* [TASK]: Go through the records and give each one again exactly.

[start]

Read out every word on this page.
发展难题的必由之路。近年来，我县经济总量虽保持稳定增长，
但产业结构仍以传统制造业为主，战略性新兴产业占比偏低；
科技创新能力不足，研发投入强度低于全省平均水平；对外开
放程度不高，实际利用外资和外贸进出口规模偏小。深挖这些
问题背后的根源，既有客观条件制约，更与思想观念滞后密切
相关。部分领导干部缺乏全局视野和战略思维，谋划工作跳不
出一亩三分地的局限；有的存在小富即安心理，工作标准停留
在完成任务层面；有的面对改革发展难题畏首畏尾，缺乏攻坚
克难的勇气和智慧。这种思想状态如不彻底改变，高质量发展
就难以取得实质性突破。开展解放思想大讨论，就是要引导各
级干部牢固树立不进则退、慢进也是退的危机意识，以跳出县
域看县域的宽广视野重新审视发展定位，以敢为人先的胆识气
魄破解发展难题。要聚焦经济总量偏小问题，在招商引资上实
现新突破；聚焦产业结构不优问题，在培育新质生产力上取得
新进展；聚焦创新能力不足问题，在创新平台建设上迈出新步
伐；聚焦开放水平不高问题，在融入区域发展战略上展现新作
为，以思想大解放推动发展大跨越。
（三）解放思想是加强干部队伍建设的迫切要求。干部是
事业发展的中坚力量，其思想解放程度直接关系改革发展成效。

[end]

* [TASK ANSWER]:
Read out every word on this page.
发展难题的必由之路。近年来，我县经济总量虽保持稳定增长，
但产业结构仍以传统制造业为主，战略性新兴产业占比偏低；
科技创新能力不足，研发投入强度低于全省平均水平；对外开
放程度不高，实际利用外资和外贸进出口规模偏小。深挖这些
问题背后的根源，既有客观条件制约，更与思想观念滞后密切
相关。部分领导干部缺乏全局视野和战略思维，谋划工作跳不
出一亩三分地的局限；有的存在小富即安心理，工作标准停留
在完成任务层面；有的面对改革发展难题畏首畏尾，缺乏攻坚
克难的勇气和智慧。这种思想状态如不彻底改变，高质量发展
就难以取得实质性突破。开展解放思想大讨论，就是要引导各
级干部牢固树立不进则退、慢进也是退的危机意识，以跳出县
域看县域的宽广视野重新审视发展定位，以敢为人先的胆识气
魄破解发展难题。要聚焦经济总量偏小问题，在招商引资上实
现新突破；聚焦产业结构不优问题，在培育新质生产力上取得
新进展；聚焦创新能力不足问题，在创新平台建设上迈出新步
伐；聚焦开放水平不高问题，在融入区域发展战略上展现新作
为，以思想大解放推动发展大跨越。
（三）解放思想是加强干部队伍建设的迫切要求。干部是
事业发展的中坚力量，其思想解放程度直接关系改革发展成效。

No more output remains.